**Objective:**
Can you copy the material below word for word, line by line, and leave out the pictures?

**Dataset rows:**
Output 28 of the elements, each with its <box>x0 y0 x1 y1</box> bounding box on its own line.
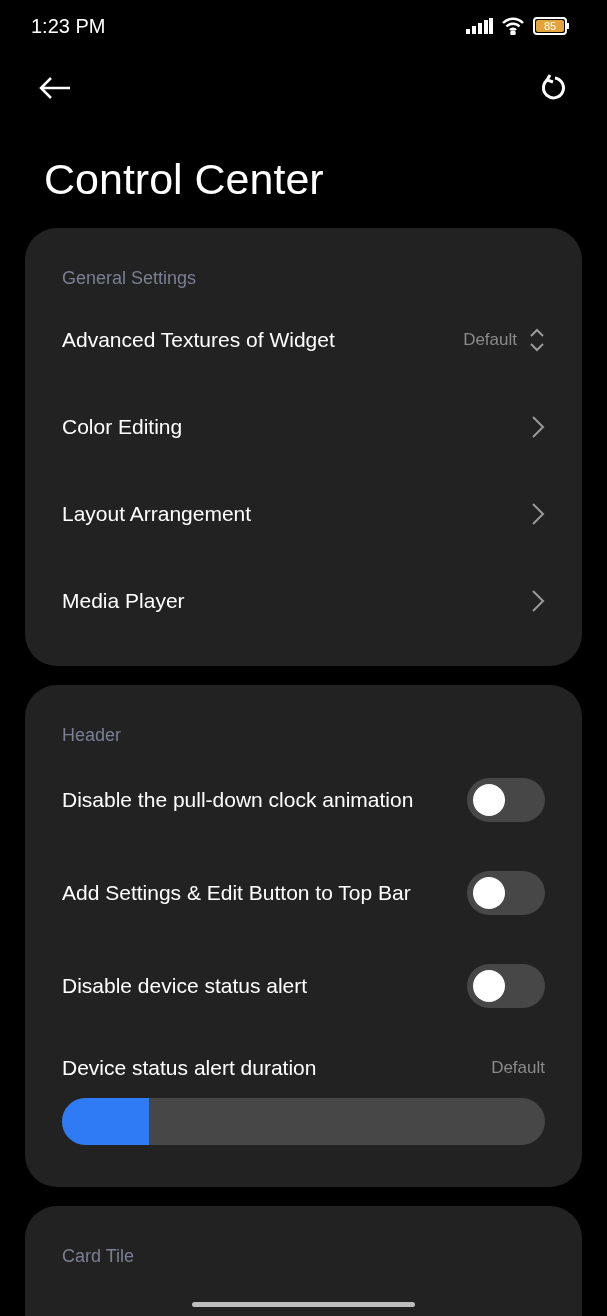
setting-label[interactable]: Color Editing <box>62 410 183 443</box>
setting-label: Disable device status alert <box>62 972 308 999</box>
wifi-icon <box>501 17 525 35</box>
setting-label: Advanced Textures of Widget <box>62 326 335 353</box>
select-control[interactable]: Default <box>463 326 545 353</box>
status-time: 1:23 PM <box>31 14 106 39</box>
chevron-right-icon <box>531 588 545 613</box>
section-header: Card Tile <box>62 1244 136 1268</box>
setting-value: Default <box>491 1057 545 1079</box>
page-title: Control Center <box>43 154 325 204</box>
signal-icon <box>466 18 493 34</box>
chevron-right-icon <box>531 501 545 526</box>
toggle-switch[interactable] <box>467 963 545 1008</box>
chevron-right-icon <box>531 414 545 439</box>
battery-icon: 85 <box>533 17 567 35</box>
setting-label: Add Settings & Edit Button to Top Bar <box>62 879 411 906</box>
reset-button[interactable] <box>539 74 567 102</box>
slider-track[interactable] <box>62 1097 545 1145</box>
setting-label[interactable]: Layout Arrangement <box>62 497 252 530</box>
up-down-chevron-icon <box>529 326 545 353</box>
setting-label[interactable]: Media Player <box>62 584 185 617</box>
setting-label: Device status alert duration <box>62 1055 317 1081</box>
setting-label: Disable the pull-down clock animation <box>62 786 414 813</box>
toggle-switch[interactable] <box>467 777 545 822</box>
back-button[interactable] <box>38 76 72 100</box>
toggle-switch[interactable] <box>467 870 545 915</box>
section-header: General Settings <box>62 267 198 290</box>
section-header: Header <box>62 724 123 747</box>
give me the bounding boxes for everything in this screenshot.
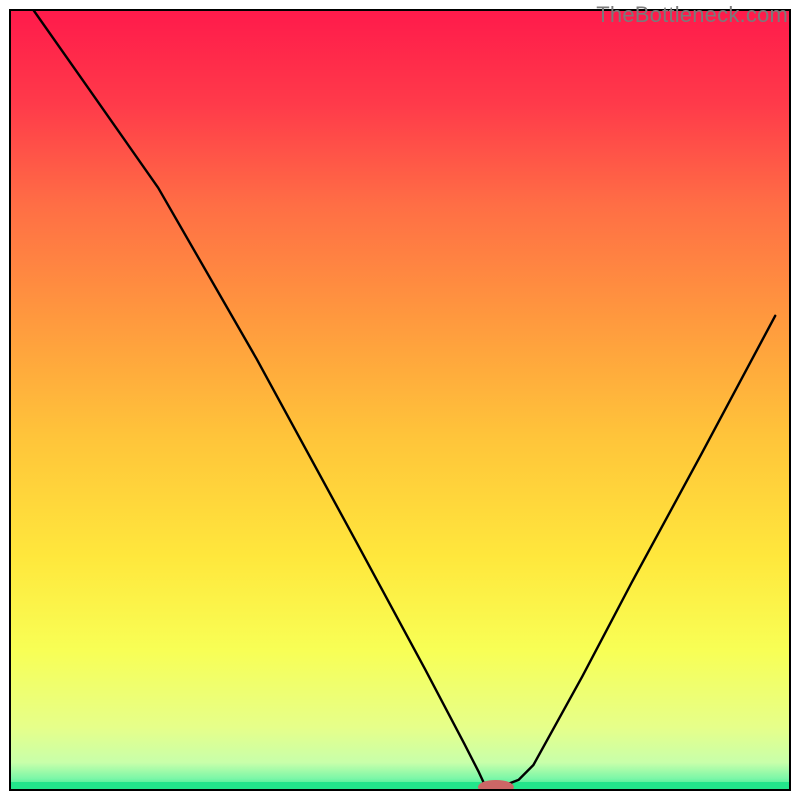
minimum-marker (478, 780, 514, 794)
chart-container: TheBottleneck.com (0, 0, 800, 800)
watermark-text: TheBottleneck.com (596, 2, 788, 28)
green-bottom-band (10, 782, 790, 790)
gradient-background (10, 10, 790, 790)
bottleneck-chart (0, 0, 800, 800)
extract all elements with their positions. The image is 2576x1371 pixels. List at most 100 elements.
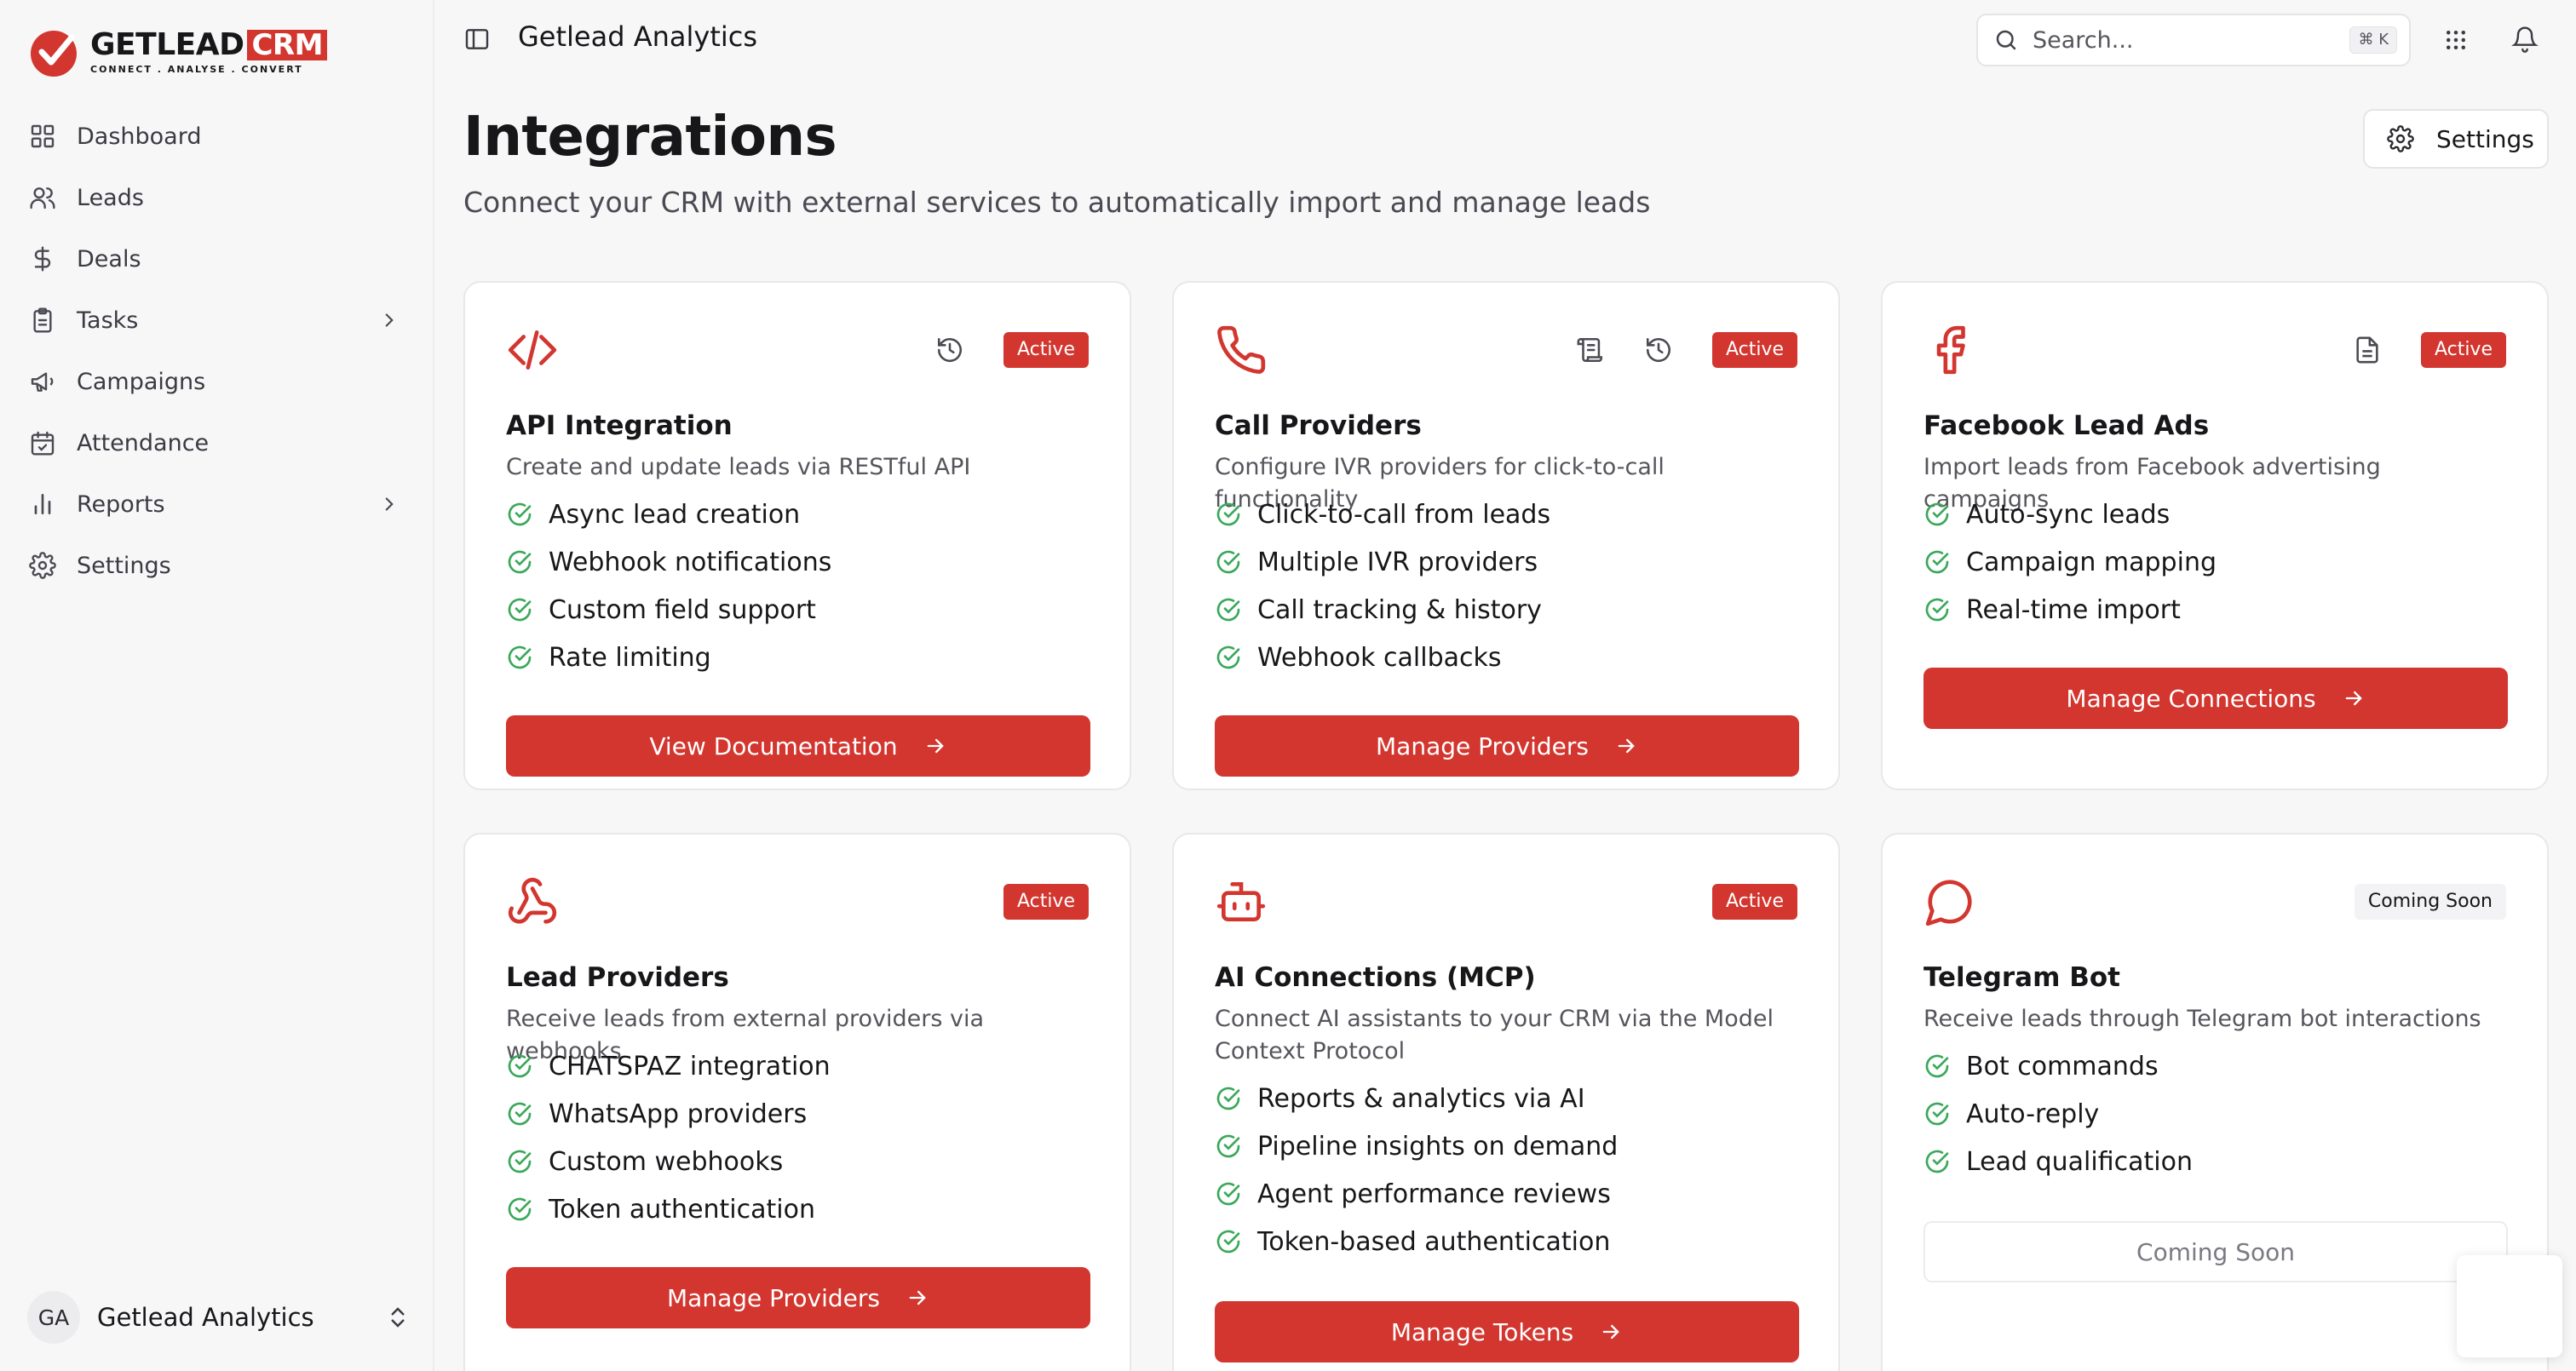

**Answer in full:**
Output 28 of the elements, each with its <box>x0 y0 x1 y1</box> bounding box on its own line.
setting-label[interactable]: Color Editing <box>62 410 183 443</box>
setting-label: Disable device status alert <box>62 972 308 999</box>
wifi-icon <box>501 17 525 35</box>
setting-label: Advanced Textures of Widget <box>62 326 335 353</box>
select-control[interactable]: Default <box>463 326 545 353</box>
status-time: 1:23 PM <box>31 14 106 39</box>
chevron-right-icon <box>531 588 545 613</box>
section-header: Card Tile <box>62 1244 136 1268</box>
setting-value: Default <box>491 1057 545 1079</box>
page-title: Control Center <box>43 154 325 204</box>
signal-icon <box>466 18 493 34</box>
chevron-right-icon <box>531 501 545 526</box>
toggle-switch[interactable] <box>467 963 545 1008</box>
chevron-right-icon <box>531 414 545 439</box>
battery-icon: 85 <box>533 17 567 35</box>
setting-label: Add Settings & Edit Button to Top Bar <box>62 879 411 906</box>
reset-button[interactable] <box>539 74 567 102</box>
slider-track[interactable] <box>62 1097 545 1145</box>
setting-label[interactable]: Layout Arrangement <box>62 497 252 530</box>
up-down-chevron-icon <box>529 326 545 353</box>
setting-label[interactable]: Media Player <box>62 584 185 617</box>
setting-label: Device status alert duration <box>62 1055 317 1081</box>
setting-label: Disable the pull-down clock animation <box>62 786 414 813</box>
toggle-switch[interactable] <box>467 777 545 822</box>
back-button[interactable] <box>38 76 72 100</box>
toggle-switch[interactable] <box>467 870 545 915</box>
section-header: General Settings <box>62 267 198 290</box>
section-header: Header <box>62 724 123 747</box>
give me the bounding boxes for everything in this screenshot.
minimum-marker (478, 780, 514, 794)
chart-container: TheBottleneck.com (0, 0, 800, 800)
watermark-text: TheBottleneck.com (596, 2, 788, 28)
green-bottom-band (10, 782, 790, 790)
gradient-background (10, 10, 790, 790)
bottleneck-chart (0, 0, 800, 800)
extract all elements with their positions. The image is 2576x1371 pixels. List at most 100 elements.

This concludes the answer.